Please copy the rows below character for character, and leave the pictures out of your copy.

— START RECORDS SHOWN —

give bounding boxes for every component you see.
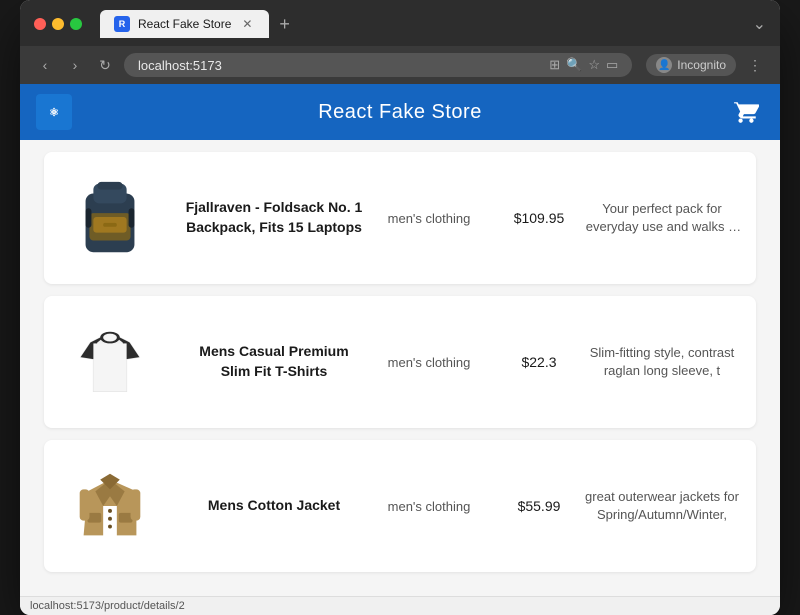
- refresh-button[interactable]: ↻: [94, 57, 116, 74]
- product-category: men's clothing: [364, 355, 494, 370]
- table-row[interactable]: Mens Casual Premium Slim Fit T-Shirts me…: [44, 296, 756, 428]
- menu-button[interactable]: ⋮: [744, 57, 766, 74]
- product-price: $109.95: [494, 210, 584, 226]
- product-description: Slim-fitting style, contrast raglan long…: [584, 344, 740, 380]
- grid-icon[interactable]: ⊞: [549, 57, 560, 73]
- product-description: great outerwear jackets for Spring/Autum…: [584, 488, 740, 524]
- favicon-letter: R: [119, 19, 126, 29]
- table-row[interactable]: Fjallraven - Foldsack No. 1 Backpack, Fi…: [44, 152, 756, 284]
- product-name: Mens Casual Premium Slim Fit T-Shirts: [184, 342, 364, 381]
- app-header: ⚛ React Fake Store: [20, 84, 780, 140]
- tab-close-button[interactable]: ✕: [239, 17, 255, 31]
- product-category: men's clothing: [364, 211, 494, 226]
- product-name: Fjallraven - Foldsack No. 1 Backpack, Fi…: [184, 198, 364, 237]
- cart-icon: [733, 99, 759, 125]
- active-tab[interactable]: R React Fake Store ✕: [100, 10, 269, 38]
- tab-title: React Fake Store: [138, 17, 231, 31]
- incognito-label: Incognito: [677, 58, 726, 72]
- incognito-icon: 👤: [656, 57, 672, 73]
- search-icon[interactable]: 🔍: [566, 57, 582, 73]
- maximize-button[interactable]: [70, 18, 82, 30]
- product-name: Mens Cotton Jacket: [184, 496, 364, 516]
- incognito-badge[interactable]: 👤 Incognito: [646, 54, 736, 76]
- product-image: [66, 174, 154, 262]
- tab-bar: R React Fake Store ✕ +: [100, 10, 743, 38]
- product-price: $22.3: [494, 354, 584, 370]
- browser-window: R React Fake Store ✕ + ⌄ ‹ › ↻ localhost…: [20, 0, 780, 615]
- product-image: [66, 462, 154, 550]
- address-icons: ⊞ 🔍 ☆ ▭: [549, 57, 618, 73]
- app-content: ⚛ React Fake Store: [20, 84, 780, 596]
- browser-titlebar: R React Fake Store ✕ + ⌄: [20, 0, 780, 46]
- browser-more-button[interactable]: ⌄: [753, 14, 766, 34]
- status-url: localhost:5173/product/details/2: [30, 600, 185, 612]
- product-price: $55.99: [494, 498, 584, 514]
- product-image-wrap: [60, 456, 160, 556]
- browser-actions: 👤 Incognito ⋮: [646, 54, 766, 76]
- address-bar-row: ‹ › ↻ localhost:5173 ⊞ 🔍 ☆ ▭ 👤 Incognito…: [20, 46, 780, 84]
- app-title: React Fake Store: [72, 101, 728, 124]
- sidebar-icon[interactable]: ▭: [606, 57, 618, 73]
- product-image: [66, 318, 154, 406]
- close-button[interactable]: [34, 18, 46, 30]
- product-description: Your perfect pack for everyday use and w…: [584, 200, 740, 236]
- new-tab-button[interactable]: +: [273, 15, 296, 33]
- traffic-lights: [34, 18, 82, 30]
- tab-favicon: R: [114, 16, 130, 32]
- address-text: localhost:5173: [138, 58, 222, 73]
- cart-button[interactable]: [728, 94, 764, 130]
- table-row[interactable]: Mens Cotton Jacket men's clothing $55.99…: [44, 440, 756, 572]
- forward-button[interactable]: ›: [64, 57, 86, 73]
- back-button[interactable]: ‹: [34, 57, 56, 73]
- bookmark-icon[interactable]: ☆: [588, 57, 600, 73]
- app-logo: ⚛: [36, 94, 72, 130]
- logo-text: ⚛: [49, 106, 59, 119]
- address-bar[interactable]: localhost:5173 ⊞ 🔍 ☆ ▭: [124, 53, 632, 77]
- product-category: men's clothing: [364, 499, 494, 514]
- product-image-wrap: [60, 312, 160, 412]
- minimize-button[interactable]: [52, 18, 64, 30]
- product-list: Fjallraven - Foldsack No. 1 Backpack, Fi…: [20, 140, 780, 596]
- product-image-wrap: [60, 168, 160, 268]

— END RECORDS SHOWN —

--- PROBLEM SOLUTION ---
give bounding boxes for every component you see.
- refresh-button[interactable]: ↻: [94, 57, 116, 74]
- product-category: men's clothing: [364, 355, 494, 370]
- table-row[interactable]: Mens Casual Premium Slim Fit T-Shirts me…: [44, 296, 756, 428]
- menu-button[interactable]: ⋮: [744, 57, 766, 74]
- product-price: $109.95: [494, 210, 584, 226]
- product-description: Slim-fitting style, contrast raglan long…: [584, 344, 740, 380]
- grid-icon[interactable]: ⊞: [549, 57, 560, 73]
- product-description: great outerwear jackets for Spring/Autum…: [584, 488, 740, 524]
- favicon-letter: R: [119, 19, 126, 29]
- table-row[interactable]: Fjallraven - Foldsack No. 1 Backpack, Fi…: [44, 152, 756, 284]
- product-name: Mens Casual Premium Slim Fit T-Shirts: [184, 342, 364, 381]
- app-header: ⚛ React Fake Store: [20, 84, 780, 140]
- tab-close-button[interactable]: ✕: [239, 17, 255, 31]
- product-category: men's clothing: [364, 211, 494, 226]
- product-name: Fjallraven - Foldsack No. 1 Backpack, Fi…: [184, 198, 364, 237]
- cart-icon: [733, 99, 759, 125]
- active-tab[interactable]: R React Fake Store ✕: [100, 10, 269, 38]
- tab-title: React Fake Store: [138, 17, 231, 31]
- incognito-label: Incognito: [677, 58, 726, 72]
- incognito-icon: 👤: [656, 57, 672, 73]
- search-icon[interactable]: 🔍: [566, 57, 582, 73]
- maximize-button[interactable]: [70, 18, 82, 30]
- product-name: Mens Cotton Jacket: [184, 496, 364, 516]
- incognito-badge[interactable]: 👤 Incognito: [646, 54, 736, 76]
- product-image: [66, 174, 154, 262]
- tab-bar: R React Fake Store ✕ +: [100, 10, 743, 38]
- product-price: $22.3: [494, 354, 584, 370]
- browser-window: R React Fake Store ✕ + ⌄ ‹ › ↻ localhost…: [20, 0, 780, 615]
- product-image: [66, 462, 154, 550]
- address-icons: ⊞ 🔍 ☆ ▭: [549, 57, 618, 73]
- app-content: ⚛ React Fake Store: [20, 84, 780, 596]
- browser-titlebar: R React Fake Store ✕ + ⌄: [20, 0, 780, 46]
- browser-more-button[interactable]: ⌄: [753, 14, 766, 34]
- status-url: localhost:5173/product/details/2: [30, 600, 185, 612]
- product-price: $55.99: [494, 498, 584, 514]
- product-image-wrap: [60, 456, 160, 556]
- browser-actions: 👤 Incognito ⋮: [646, 54, 766, 76]
- address-bar-row: ‹ › ↻ localhost:5173 ⊞ 🔍 ☆ ▭ 👤 Incognito…: [20, 46, 780, 84]
- app-title: React Fake Store: [72, 101, 728, 124]
- sidebar-icon[interactable]: ▭: [606, 57, 618, 73]
- product-image: [66, 318, 154, 406]
- close-button[interactable]: [34, 18, 46, 30]
- product-description: Your perfect pack for everyday use and w…: [584, 200, 740, 236]
- new-tab-button[interactable]: +: [273, 15, 296, 33]
- traffic-lights: [34, 18, 82, 30]
- tab-favicon: R: [114, 16, 130, 32]
- address-text: localhost:5173: [138, 58, 222, 73]
- cart-button[interactable]: [728, 94, 764, 130]
- table-row[interactable]: Mens Cotton Jacket men's clothing $55.99…: [44, 440, 756, 572]
- forward-button[interactable]: ›: [64, 57, 86, 73]
- back-button[interactable]: ‹: [34, 57, 56, 73]
- bookmark-icon[interactable]: ☆: [588, 57, 600, 73]
- app-logo: ⚛: [36, 94, 72, 130]
- logo-text: ⚛: [49, 106, 59, 119]
- address-bar[interactable]: localhost:5173 ⊞ 🔍 ☆ ▭: [124, 53, 632, 77]
- product-category: men's clothing: [364, 499, 494, 514]
- product-image-wrap: [60, 312, 160, 412]
- minimize-button[interactable]: [52, 18, 64, 30]
- product-list: Fjallraven - Foldsack No. 1 Backpack, Fi…: [20, 140, 780, 596]
- product-image-wrap: [60, 168, 160, 268]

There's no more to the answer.